Tak lama berselang pada hari Rabu, 31 Maret 2021 terjadi kasus teror penembakan yang diketahui dilakukan oleh seorang wanita berusia 25 tahun namun polisi berhasil melumpuhkan pelaku untuk menghentikan aksinya dengan menembak mati tersangka inisial ZA. Dari kasus tersebut tugas aparat keamanan kemudian dipertanyakan bagaimana kasus teror dapat terjadi dalam waktu yang berdekatan di wilayah yang berbeda, hal ini membuktikan bahwa adanya kelalaian untuk menjaga keamanan dan ketertiban. Melihat bahwasanya fakta yang terjadi pada kasus penembakan di Mabes Polri pelaku berhasil leluasa masuk ke dalam walaupun sudah melakukan  pemeriksaan dan diketahui pelaku membawa sebuah pistol jenis air gun BB Bullet call 4,5mm.

_Permintaan_:
Tuliskan semua bilangan yang tercantum dalam kutipan teks sesuai urutan kemunculannya. Data ini tidak ada hubungannya dengan kutipan teks.

_Cuplikan Data_:
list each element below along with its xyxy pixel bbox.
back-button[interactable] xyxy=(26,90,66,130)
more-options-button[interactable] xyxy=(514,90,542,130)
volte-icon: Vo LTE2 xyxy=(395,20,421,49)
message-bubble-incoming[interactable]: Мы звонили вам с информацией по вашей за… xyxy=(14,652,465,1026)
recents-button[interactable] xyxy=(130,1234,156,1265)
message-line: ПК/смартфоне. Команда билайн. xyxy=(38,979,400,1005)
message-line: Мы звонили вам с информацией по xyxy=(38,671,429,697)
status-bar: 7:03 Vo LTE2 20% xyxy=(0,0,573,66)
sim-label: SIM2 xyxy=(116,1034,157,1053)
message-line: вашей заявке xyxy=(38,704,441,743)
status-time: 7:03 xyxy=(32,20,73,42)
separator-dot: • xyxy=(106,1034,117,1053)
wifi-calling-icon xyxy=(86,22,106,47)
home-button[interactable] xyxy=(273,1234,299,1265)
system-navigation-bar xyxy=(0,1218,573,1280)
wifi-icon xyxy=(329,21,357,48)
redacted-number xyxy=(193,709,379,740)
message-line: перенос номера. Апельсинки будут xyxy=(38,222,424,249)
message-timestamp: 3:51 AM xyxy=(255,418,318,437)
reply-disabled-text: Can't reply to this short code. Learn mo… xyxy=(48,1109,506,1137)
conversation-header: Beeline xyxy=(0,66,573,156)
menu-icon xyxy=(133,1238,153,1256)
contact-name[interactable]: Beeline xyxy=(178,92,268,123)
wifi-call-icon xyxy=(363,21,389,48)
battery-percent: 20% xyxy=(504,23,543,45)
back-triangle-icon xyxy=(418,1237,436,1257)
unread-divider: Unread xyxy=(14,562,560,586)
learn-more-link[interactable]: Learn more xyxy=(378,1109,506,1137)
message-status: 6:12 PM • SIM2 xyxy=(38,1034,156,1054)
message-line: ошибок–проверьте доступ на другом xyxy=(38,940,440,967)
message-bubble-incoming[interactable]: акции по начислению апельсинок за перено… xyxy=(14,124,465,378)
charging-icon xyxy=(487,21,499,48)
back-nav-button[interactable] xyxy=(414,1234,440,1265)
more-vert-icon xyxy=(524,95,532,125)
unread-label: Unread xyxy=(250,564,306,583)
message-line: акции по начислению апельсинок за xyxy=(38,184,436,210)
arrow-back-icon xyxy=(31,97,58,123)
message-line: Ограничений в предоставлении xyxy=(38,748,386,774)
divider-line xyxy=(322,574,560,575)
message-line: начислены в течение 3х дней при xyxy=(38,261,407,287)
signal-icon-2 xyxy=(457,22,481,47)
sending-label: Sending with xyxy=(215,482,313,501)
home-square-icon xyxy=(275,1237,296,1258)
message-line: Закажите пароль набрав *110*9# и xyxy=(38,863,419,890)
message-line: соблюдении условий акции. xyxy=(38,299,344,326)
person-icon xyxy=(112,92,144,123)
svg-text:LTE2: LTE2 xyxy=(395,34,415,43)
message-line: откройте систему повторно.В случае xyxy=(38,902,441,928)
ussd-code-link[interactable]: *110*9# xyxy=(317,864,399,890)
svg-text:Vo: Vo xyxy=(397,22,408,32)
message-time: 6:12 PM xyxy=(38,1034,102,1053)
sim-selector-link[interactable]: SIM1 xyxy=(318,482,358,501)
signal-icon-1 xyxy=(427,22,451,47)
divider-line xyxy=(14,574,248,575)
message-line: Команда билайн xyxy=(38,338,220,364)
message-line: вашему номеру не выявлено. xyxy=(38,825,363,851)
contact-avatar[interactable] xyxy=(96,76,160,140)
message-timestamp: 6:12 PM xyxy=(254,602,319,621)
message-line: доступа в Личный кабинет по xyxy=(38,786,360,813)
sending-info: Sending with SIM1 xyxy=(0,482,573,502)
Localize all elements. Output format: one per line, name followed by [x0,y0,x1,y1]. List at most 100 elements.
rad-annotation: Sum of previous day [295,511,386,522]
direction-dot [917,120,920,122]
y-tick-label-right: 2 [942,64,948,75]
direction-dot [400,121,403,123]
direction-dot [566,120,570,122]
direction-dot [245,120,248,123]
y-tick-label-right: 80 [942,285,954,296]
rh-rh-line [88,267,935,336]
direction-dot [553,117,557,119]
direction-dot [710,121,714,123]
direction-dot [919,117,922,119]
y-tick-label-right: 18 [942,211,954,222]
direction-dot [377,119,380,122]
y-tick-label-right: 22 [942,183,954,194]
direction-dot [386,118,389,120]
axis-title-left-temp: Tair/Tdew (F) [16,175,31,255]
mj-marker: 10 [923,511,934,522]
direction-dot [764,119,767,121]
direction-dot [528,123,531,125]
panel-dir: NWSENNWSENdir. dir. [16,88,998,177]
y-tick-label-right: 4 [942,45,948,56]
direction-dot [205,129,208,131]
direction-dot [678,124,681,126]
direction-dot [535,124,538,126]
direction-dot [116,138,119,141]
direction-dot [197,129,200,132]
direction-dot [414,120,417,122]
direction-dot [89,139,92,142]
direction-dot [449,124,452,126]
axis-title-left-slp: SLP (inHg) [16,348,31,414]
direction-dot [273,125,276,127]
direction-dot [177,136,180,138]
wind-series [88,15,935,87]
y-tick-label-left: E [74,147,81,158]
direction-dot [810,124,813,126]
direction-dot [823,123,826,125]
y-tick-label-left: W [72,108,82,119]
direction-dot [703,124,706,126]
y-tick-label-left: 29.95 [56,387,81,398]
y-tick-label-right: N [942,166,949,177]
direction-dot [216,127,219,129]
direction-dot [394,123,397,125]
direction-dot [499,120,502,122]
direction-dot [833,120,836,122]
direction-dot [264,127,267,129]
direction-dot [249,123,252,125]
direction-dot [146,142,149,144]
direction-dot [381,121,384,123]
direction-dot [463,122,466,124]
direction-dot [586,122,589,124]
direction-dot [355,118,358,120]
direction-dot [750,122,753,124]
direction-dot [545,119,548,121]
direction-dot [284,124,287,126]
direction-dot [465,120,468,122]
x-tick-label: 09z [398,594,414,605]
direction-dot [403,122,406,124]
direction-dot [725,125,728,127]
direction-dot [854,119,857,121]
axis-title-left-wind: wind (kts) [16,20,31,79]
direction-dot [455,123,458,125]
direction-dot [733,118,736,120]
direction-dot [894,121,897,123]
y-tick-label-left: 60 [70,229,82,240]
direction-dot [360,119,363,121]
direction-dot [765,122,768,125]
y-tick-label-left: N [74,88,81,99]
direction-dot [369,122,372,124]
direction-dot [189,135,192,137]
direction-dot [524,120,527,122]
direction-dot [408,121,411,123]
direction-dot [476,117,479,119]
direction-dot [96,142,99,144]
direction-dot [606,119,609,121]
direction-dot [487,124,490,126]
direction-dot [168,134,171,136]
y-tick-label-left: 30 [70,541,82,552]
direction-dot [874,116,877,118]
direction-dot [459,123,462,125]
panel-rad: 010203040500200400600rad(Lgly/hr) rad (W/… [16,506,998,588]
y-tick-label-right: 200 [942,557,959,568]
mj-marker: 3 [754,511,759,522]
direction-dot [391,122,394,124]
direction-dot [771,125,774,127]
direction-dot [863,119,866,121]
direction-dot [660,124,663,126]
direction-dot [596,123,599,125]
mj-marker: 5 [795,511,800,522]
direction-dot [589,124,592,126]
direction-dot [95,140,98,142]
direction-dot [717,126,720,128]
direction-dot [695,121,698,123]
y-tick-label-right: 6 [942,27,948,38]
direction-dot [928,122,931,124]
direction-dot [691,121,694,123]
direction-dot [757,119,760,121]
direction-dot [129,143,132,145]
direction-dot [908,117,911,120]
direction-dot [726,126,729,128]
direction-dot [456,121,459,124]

_Penyelesaian Soal_:
31, 2021, 25, 4,5